▶ _STATED GOAL_
Extract all of the entries and give them again, word for word.

[Data records]

----------------

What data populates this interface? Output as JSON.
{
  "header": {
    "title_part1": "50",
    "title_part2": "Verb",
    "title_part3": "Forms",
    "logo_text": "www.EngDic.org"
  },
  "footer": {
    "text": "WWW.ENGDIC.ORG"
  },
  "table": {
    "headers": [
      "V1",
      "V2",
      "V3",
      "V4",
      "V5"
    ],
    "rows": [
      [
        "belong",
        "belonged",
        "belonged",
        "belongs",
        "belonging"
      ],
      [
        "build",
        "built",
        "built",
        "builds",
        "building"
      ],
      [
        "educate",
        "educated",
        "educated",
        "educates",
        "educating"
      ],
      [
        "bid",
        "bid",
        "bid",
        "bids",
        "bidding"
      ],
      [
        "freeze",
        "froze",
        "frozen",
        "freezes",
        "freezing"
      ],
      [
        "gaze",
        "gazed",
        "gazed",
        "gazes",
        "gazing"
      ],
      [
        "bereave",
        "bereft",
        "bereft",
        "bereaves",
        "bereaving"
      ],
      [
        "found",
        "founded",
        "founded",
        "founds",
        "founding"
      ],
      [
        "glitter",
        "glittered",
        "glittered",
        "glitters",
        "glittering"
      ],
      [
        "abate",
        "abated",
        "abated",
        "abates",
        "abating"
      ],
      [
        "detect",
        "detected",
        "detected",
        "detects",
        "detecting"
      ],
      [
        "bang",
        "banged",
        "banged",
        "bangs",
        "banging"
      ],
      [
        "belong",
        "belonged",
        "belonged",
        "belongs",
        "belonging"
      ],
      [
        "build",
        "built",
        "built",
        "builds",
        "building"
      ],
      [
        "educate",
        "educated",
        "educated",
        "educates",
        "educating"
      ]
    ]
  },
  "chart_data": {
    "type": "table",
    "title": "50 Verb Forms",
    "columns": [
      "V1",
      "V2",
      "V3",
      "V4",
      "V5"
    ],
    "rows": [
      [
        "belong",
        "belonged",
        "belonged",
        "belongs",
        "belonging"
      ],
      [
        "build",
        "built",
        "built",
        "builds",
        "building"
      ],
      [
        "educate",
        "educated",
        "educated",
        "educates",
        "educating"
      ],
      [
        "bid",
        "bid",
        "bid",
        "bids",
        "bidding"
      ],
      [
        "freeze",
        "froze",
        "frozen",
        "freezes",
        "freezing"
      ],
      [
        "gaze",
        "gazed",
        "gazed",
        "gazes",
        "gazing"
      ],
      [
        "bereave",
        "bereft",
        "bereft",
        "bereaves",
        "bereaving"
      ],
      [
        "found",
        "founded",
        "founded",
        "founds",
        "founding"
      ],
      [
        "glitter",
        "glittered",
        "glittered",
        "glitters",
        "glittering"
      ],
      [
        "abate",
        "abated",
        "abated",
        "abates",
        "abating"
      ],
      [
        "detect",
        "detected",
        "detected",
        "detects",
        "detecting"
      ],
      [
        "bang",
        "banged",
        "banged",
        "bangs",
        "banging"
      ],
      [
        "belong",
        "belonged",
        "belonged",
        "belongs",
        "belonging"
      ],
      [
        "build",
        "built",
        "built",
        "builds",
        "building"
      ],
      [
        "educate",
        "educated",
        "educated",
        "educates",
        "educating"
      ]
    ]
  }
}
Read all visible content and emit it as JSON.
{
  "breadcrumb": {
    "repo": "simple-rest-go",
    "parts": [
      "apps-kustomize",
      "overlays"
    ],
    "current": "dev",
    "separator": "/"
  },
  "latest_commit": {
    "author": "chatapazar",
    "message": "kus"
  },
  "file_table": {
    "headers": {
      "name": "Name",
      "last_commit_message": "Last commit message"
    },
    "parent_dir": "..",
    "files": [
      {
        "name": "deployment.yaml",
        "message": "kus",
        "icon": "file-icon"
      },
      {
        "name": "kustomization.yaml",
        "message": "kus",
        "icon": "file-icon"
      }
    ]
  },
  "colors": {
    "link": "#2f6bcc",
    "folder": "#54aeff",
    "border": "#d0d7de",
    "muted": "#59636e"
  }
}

----------------

▶ _THE RESPONSE_
What data populates this interface? Output as JSON.
{
  "header": {
    "title_part1": "50",
    "title_part2": "Verb",
    "title_part3": "Forms",
    "logo_text": "www.EngDic.org"
  },
  "footer": {
    "text": "WWW.ENGDIC.ORG"
  },
  "table": {
    "headers": [
      "V1",
      "V2",
      "V3",
      "V4",
      "V5"
    ],
    "rows": [
      [
        "belong",
        "belonged",
        "belonged",
        "belongs",
        "belonging"
      ],
      [
        "build",
        "built",
        "built",
        "builds",
        "building"
      ],
      [
        "educate",
        "educated",
        "educated",
        "educates",
        "educating"
      ],
      [
        "bid",
        "bid",
        "bid",
        "bids",
        "bidding"
      ],
      [
        "freeze",
        "froze",
        "frozen",
        "freezes",
        "freezing"
      ],
      [
        "gaze",
        "gazed",
        "gazed",
        "gazes",
        "gazing"
      ],
      [
        "bereave",
        "bereft",
        "bereft",
        "bereaves",
        "bereaving"
      ],
      [
        "found",
        "founded",
        "founded",
        "founds",
        "founding"
      ],
      [
        "glitter",
        "glittered",
        "glittered",
        "glitters",
        "glittering"
      ],
      [
        "abate",
        "abated",
        "abated",
        "abates",
        "abating"
      ],
      [
        "detect",
        "detected",
        "detected",
        "detects",
        "detecting"
      ],
      [
        "bang",
        "banged",
        "banged",
        "bangs",
        "banging"
      ],
      [
        "belong",
        "belonged",
        "belonged",
        "belongs",
        "belonging"
      ],
      [
        "build",
        "built",
        "built",
        "builds",
        "building"
      ],
      [
        "educate",
        "educated",
        "educated",
        "educates",
        "educating"
      ]
    ]
  },
  "chart_data": {
    "type": "table",
    "title": "50 Verb Forms",
    "columns": [
      "V1",
      "V2",
      "V3",
      "V4",
      "V5"
    ],
    "rows": [
      [
        "belong",
        "belonged",
        "belonged",
        "belongs",
        "belonging"
      ],
      [
        "build",
        "built",
        "built",
        "builds",
        "building"
      ],
      [
        "educate",
        "educated",
        "educated",
        "educates",
        "educating"
      ],
      [
        "bid",
        "bid",
        "bid",
        "bids",
        "bidding"
      ],
      [
        "freeze",
        "froze",
        "frozen",
        "freezes",
        "freezing"
      ],
      [
        "gaze",
        "gazed",
        "gazed",
        "gazes",
        "gazing"
      ],
      [
        "bereave",
        "bereft",
        "bereft",
        "bereaves",
        "bereaving"
      ],
      [
        "found",
        "founded",
        "founded",
        "founds",
        "founding"
      ],
      [
        "glitter",
        "glittered",
        "glittered",
        "glitters",
        "glittering"
      ],
      [
        "abate",
        "abated",
        "abated",
        "abates",
        "abating"
      ],
      [
        "detect",
        "detected",
        "detected",
        "detects",
        "detecting"
      ],
      [
        "bang",
        "banged",
        "banged",
        "bangs",
        "banging"
      ],
      [
        "belong",
        "belonged",
        "belonged",
        "belongs",
        "belonging"
      ],
      [
        "build",
        "built",
        "built",
        "builds",
        "building"
      ],
      [
        "educate",
        "educated",
        "educated",
        "educates",
        "educating"
      ]
    ]
  }
}
Read all visible content and emit it as JSON.
{
  "breadcrumb": {
    "repo": "simple-rest-go",
    "parts": [
      "apps-kustomize",
      "overlays"
    ],
    "current": "dev",
    "separator": "/"
  },
  "latest_commit": {
    "author": "chatapazar",
    "message": "kus"
  },
  "file_table": {
    "headers": {
      "name": "Name",
      "last_commit_message": "Last commit message"
    },
    "parent_dir": "..",
    "files": [
      {
        "name": "deployment.yaml",
        "message": "kus",
        "icon": "file-icon"
      },
      {
        "name": "kustomization.yaml",
        "message": "kus",
        "icon": "file-icon"
      }
    ]
  },
  "colors": {
    "link": "#2f6bcc",
    "folder": "#54aeff",
    "border": "#d0d7de",
    "muted": "#59636e"
  }
}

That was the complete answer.